→ Challenge:
Quote all of the data below exactly, please.

** Start Data entries **

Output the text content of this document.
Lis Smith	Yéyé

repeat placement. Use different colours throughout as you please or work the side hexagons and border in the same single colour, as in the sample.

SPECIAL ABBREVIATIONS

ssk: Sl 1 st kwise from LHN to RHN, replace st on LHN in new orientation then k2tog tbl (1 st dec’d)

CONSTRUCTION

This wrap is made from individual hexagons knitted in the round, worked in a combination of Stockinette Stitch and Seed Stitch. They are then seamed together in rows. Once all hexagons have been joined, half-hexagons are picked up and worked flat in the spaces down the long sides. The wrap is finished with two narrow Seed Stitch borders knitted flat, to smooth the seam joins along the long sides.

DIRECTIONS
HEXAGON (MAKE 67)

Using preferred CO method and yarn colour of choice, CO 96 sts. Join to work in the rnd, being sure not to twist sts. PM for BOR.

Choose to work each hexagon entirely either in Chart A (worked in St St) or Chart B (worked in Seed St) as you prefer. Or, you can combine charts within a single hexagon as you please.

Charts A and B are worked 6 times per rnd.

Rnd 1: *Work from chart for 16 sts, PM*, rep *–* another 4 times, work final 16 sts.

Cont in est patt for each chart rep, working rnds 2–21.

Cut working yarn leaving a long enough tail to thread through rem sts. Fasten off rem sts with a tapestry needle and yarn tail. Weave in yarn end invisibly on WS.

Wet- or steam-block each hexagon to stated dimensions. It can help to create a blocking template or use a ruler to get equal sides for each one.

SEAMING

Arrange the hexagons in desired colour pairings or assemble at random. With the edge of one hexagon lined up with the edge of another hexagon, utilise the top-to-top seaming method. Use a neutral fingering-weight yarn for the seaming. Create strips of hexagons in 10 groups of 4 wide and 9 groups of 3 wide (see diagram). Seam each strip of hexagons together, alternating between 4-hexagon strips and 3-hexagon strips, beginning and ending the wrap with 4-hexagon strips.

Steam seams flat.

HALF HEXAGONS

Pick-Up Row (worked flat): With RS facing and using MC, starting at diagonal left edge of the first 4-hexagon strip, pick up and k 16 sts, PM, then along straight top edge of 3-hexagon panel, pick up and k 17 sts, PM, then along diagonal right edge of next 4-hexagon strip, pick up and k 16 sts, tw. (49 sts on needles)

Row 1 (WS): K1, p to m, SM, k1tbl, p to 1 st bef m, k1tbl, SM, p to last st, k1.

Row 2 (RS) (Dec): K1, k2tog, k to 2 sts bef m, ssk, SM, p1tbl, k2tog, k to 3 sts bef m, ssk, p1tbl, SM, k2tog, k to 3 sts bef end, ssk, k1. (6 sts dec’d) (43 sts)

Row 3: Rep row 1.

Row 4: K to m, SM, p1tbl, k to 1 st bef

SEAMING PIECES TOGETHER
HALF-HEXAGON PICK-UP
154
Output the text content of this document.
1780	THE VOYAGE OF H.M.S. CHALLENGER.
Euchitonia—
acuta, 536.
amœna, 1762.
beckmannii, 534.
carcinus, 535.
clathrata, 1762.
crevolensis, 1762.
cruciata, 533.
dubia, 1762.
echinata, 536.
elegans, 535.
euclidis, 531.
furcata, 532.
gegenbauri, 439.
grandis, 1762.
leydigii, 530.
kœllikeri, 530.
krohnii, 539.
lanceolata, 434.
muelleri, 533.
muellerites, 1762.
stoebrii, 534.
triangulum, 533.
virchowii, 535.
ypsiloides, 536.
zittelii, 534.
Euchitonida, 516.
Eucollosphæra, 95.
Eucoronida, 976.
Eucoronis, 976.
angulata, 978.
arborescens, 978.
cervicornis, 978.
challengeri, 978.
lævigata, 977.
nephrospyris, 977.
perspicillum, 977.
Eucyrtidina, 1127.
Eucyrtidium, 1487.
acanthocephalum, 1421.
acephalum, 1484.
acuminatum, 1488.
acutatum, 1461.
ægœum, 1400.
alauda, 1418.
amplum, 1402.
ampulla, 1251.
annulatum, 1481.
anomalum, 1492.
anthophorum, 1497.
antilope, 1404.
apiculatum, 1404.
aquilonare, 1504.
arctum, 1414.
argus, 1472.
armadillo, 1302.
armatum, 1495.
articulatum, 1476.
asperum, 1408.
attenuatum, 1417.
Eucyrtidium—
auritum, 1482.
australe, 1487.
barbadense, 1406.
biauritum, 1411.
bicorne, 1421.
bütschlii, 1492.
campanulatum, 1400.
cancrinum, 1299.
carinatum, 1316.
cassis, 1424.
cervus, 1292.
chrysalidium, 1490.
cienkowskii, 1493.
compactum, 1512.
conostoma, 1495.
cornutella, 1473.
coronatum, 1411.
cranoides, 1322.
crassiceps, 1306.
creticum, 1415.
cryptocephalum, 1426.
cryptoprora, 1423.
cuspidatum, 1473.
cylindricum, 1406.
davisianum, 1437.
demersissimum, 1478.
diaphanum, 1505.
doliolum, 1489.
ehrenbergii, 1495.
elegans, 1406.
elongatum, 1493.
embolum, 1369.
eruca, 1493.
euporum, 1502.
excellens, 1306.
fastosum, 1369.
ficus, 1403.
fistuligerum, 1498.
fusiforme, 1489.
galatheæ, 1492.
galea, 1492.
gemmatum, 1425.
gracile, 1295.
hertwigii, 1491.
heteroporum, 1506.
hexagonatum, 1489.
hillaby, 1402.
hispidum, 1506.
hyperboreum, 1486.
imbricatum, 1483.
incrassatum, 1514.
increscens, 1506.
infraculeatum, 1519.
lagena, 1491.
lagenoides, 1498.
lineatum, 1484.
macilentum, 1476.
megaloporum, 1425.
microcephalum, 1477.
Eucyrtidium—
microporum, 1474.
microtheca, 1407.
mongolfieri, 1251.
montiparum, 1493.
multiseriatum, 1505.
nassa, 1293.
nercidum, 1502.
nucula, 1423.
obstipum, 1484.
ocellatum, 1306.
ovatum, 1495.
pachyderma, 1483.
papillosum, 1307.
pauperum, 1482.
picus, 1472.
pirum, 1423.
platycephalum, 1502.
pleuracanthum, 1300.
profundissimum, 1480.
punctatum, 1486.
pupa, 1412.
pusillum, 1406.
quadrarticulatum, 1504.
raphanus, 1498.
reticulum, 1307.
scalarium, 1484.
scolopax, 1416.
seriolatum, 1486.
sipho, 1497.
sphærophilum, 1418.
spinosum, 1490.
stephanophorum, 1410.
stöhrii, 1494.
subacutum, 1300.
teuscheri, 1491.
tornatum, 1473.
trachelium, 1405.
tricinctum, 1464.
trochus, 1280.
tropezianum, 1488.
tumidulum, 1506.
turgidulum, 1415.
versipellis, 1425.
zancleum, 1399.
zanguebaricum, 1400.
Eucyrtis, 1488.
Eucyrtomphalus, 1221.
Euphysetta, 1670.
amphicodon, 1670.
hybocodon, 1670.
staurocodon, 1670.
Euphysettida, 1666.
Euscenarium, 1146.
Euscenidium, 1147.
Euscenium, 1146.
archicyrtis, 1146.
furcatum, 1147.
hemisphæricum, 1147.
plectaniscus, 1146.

** End Data entries **

→ Reply:
Output the text content of this document.
Lis Smith	Yéyé

repeat placement. Use different colours throughout as you please or work the side hexagons and border in the same single colour, as in the sample.

SPECIAL ABBREVIATIONS

ssk: Sl 1 st kwise from LHN to RHN, replace st on LHN in new orientation then k2tog tbl (1 st dec’d)

CONSTRUCTION

This wrap is made from individual hexagons knitted in the round, worked in a combination of Stockinette Stitch and Seed Stitch. They are then seamed together in rows. Once all hexagons have been joined, half-hexagons are picked up and worked flat in the spaces down the long sides. The wrap is finished with two narrow Seed Stitch borders knitted flat, to smooth the seam joins along the long sides.

DIRECTIONS
HEXAGON (MAKE 67)

Using preferred CO method and yarn colour of choice, CO 96 sts. Join to work in the rnd, being sure not to twist sts. PM for BOR.

Choose to work each hexagon entirely either in Chart A (worked in St St) or Chart B (worked in Seed St) as you prefer. Or, you can combine charts within a single hexagon as you please.

Charts A and B are worked 6 times per rnd.

Rnd 1: *Work from chart for 16 sts, PM*, rep *–* another 4 times, work final 16 sts.

Cont in est patt for each chart rep, working rnds 2–21.

Cut working yarn leaving a long enough tail to thread through rem sts. Fasten off rem sts with a tapestry needle and yarn tail. Weave in yarn end invisibly on WS.

Wet- or steam-block each hexagon to stated dimensions. It can help to create a blocking template or use a ruler to get equal sides for each one.

SEAMING

Arrange the hexagons in desired colour pairings or assemble at random. With the edge of one hexagon lined up with the edge of another hexagon, utilise the top-to-top seaming method. Use a neutral fingering-weight yarn for the seaming. Create strips of hexagons in 10 groups of 4 wide and 9 groups of 3 wide (see diagram). Seam each strip of hexagons together, alternating between 4-hexagon strips and 3-hexagon strips, beginning and ending the wrap with 4-hexagon strips.

Steam seams flat.

HALF HEXAGONS

Pick-Up Row (worked flat): With RS facing and using MC, starting at diagonal left edge of the first 4-hexagon strip, pick up and k 16 sts, PM, then along straight top edge of 3-hexagon panel, pick up and k 17 sts, PM, then along diagonal right edge of next 4-hexagon strip, pick up and k 16 sts, tw. (49 sts on needles)

Row 1 (WS): K1, p to m, SM, k1tbl, p to 1 st bef m, k1tbl, SM, p to last st, k1.

Row 2 (RS) (Dec): K1, k2tog, k to 2 sts bef m, ssk, SM, p1tbl, k2tog, k to 3 sts bef m, ssk, p1tbl, SM, k2tog, k to 3 sts bef end, ssk, k1. (6 sts dec’d) (43 sts)

Row 3: Rep row 1.

Row 4: K to m, SM, p1tbl, k to 1 st bef

SEAMING PIECES TOGETHER
HALF-HEXAGON PICK-UP
154
Output the text content of this document.
1780	THE VOYAGE OF H.M.S. CHALLENGER.
Euchitonia—
acuta, 536.
amœna, 1762.
beckmannii, 534.
carcinus, 535.
clathrata, 1762.
crevolensis, 1762.
cruciata, 533.
dubia, 1762.
echinata, 536.
elegans, 535.
euclidis, 531.
furcata, 532.
gegenbauri, 439.
grandis, 1762.
leydigii, 530.
kœllikeri, 530.
krohnii, 539.
lanceolata, 434.
muelleri, 533.
muellerites, 1762.
stoebrii, 534.
triangulum, 533.
virchowii, 535.
ypsiloides, 536.
zittelii, 534.
Euchitonida, 516.
Eucollosphæra, 95.
Eucoronida, 976.
Eucoronis, 976.
angulata, 978.
arborescens, 978.
cervicornis, 978.
challengeri, 978.
lævigata, 977.
nephrospyris, 977.
perspicillum, 977.
Eucyrtidina, 1127.
Eucyrtidium, 1487.
acanthocephalum, 1421.
acephalum, 1484.
acuminatum, 1488.
acutatum, 1461.
ægœum, 1400.
alauda, 1418.
amplum, 1402.
ampulla, 1251.
annulatum, 1481.
anomalum, 1492.
anthophorum, 1497.
antilope, 1404.
apiculatum, 1404.
aquilonare, 1504.
arctum, 1414.
argus, 1472.
armadillo, 1302.
armatum, 1495.
articulatum, 1476.
asperum, 1408.
attenuatum, 1417.
Eucyrtidium—
auritum, 1482.
australe, 1487.
barbadense, 1406.
biauritum, 1411.
bicorne, 1421.
bütschlii, 1492.
campanulatum, 1400.
cancrinum, 1299.
carinatum, 1316.
cassis, 1424.
cervus, 1292.
chrysalidium, 1490.
cienkowskii, 1493.
compactum, 1512.
conostoma, 1495.
cornutella, 1473.
coronatum, 1411.
cranoides, 1322.
crassiceps, 1306.
creticum, 1415.
cryptocephalum, 1426.
cryptoprora, 1423.
cuspidatum, 1473.
cylindricum, 1406.
davisianum, 1437.
demersissimum, 1478.
diaphanum, 1505.
doliolum, 1489.
ehrenbergii, 1495.
elegans, 1406.
elongatum, 1493.
embolum, 1369.
eruca, 1493.
euporum, 1502.
excellens, 1306.
fastosum, 1369.
ficus, 1403.
fistuligerum, 1498.
fusiforme, 1489.
galatheæ, 1492.
galea, 1492.
gemmatum, 1425.
gracile, 1295.
hertwigii, 1491.
heteroporum, 1506.
hexagonatum, 1489.
hillaby, 1402.
hispidum, 1506.
hyperboreum, 1486.
imbricatum, 1483.
incrassatum, 1514.
increscens, 1506.
infraculeatum, 1519.
lagena, 1491.
lagenoides, 1498.
lineatum, 1484.
macilentum, 1476.
megaloporum, 1425.
microcephalum, 1477.
Eucyrtidium—
microporum, 1474.
microtheca, 1407.
mongolfieri, 1251.
montiparum, 1493.
multiseriatum, 1505.
nassa, 1293.
nercidum, 1502.
nucula, 1423.
obstipum, 1484.
ocellatum, 1306.
ovatum, 1495.
pachyderma, 1483.
papillosum, 1307.
pauperum, 1482.
picus, 1472.
pirum, 1423.
platycephalum, 1502.
pleuracanthum, 1300.
profundissimum, 1480.
punctatum, 1486.
pupa, 1412.
pusillum, 1406.
quadrarticulatum, 1504.
raphanus, 1498.
reticulum, 1307.
scalarium, 1484.
scolopax, 1416.
seriolatum, 1486.
sipho, 1497.
sphærophilum, 1418.
spinosum, 1490.
stephanophorum, 1410.
stöhrii, 1494.
subacutum, 1300.
teuscheri, 1491.
tornatum, 1473.
trachelium, 1405.
tricinctum, 1464.
trochus, 1280.
tropezianum, 1488.
tumidulum, 1506.
turgidulum, 1415.
versipellis, 1425.
zancleum, 1399.
zanguebaricum, 1400.
Eucyrtis, 1488.
Eucyrtomphalus, 1221.
Euphysetta, 1670.
amphicodon, 1670.
hybocodon, 1670.
staurocodon, 1670.
Euphysettida, 1666.
Euscenarium, 1146.
Euscenidium, 1147.
Euscenium, 1146.
archicyrtis, 1146.
furcatum, 1147.
hemisphæricum, 1147.
plectaniscus, 1146.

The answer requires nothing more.